Dataset records:
=-=-=

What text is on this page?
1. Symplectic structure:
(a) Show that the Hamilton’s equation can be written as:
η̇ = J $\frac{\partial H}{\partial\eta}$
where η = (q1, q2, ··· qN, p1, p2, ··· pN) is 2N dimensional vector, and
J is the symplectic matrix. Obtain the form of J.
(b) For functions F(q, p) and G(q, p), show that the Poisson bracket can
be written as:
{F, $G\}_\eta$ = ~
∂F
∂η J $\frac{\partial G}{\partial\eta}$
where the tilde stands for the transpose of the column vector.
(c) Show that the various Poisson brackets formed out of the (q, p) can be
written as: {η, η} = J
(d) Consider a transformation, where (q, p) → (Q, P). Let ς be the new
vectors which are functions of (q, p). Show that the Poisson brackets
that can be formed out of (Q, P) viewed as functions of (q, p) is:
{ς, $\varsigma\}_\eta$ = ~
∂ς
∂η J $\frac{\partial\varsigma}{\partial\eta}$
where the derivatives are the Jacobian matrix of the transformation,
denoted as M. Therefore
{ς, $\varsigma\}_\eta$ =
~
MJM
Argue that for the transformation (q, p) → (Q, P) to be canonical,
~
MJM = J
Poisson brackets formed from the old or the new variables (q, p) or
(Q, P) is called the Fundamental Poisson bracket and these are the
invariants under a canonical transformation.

=-=-=

- _Exercise requirements_
Above are some records. Print them all exactly.

- _Answer for the task_
What text is on this page?
1. Symplectic structure:
(a) Show that the Hamilton’s equation can be written as:
η̇ = J $\frac{\partial H}{\partial\eta}$
where η = (q1, q2, ··· qN, p1, p2, ··· pN) is 2N dimensional vector, and
J is the symplectic matrix. Obtain the form of J.
(b) For functions F(q, p) and G(q, p), show that the Poisson bracket can
be written as:
{F, $G\}_\eta$ = ~
∂F
∂η J $\frac{\partial G}{\partial\eta}$
where the tilde stands for the transpose of the column vector.
(c) Show that the various Poisson brackets formed out of the (q, p) can be
written as: {η, η} = J
(d) Consider a transformation, where (q, p) → (Q, P). Let ς be the new
vectors which are functions of (q, p). Show that the Poisson brackets
that can be formed out of (Q, P) viewed as functions of (q, p) is:
{ς, $\varsigma\}_\eta$ = ~
∂ς
∂η J $\frac{\partial\varsigma}{\partial\eta}$
where the derivatives are the Jacobian matrix of the transformation,
denoted as M. Therefore
{ς, $\varsigma\}_\eta$ =
~
MJM
Argue that for the transformation (q, p) → (Q, P) to be canonical,
~
MJM = J
Poisson brackets formed from the old or the new variables (q, p) or
(Q, P) is called the Fundamental Poisson bracket and these are the
invariants under a canonical transformation.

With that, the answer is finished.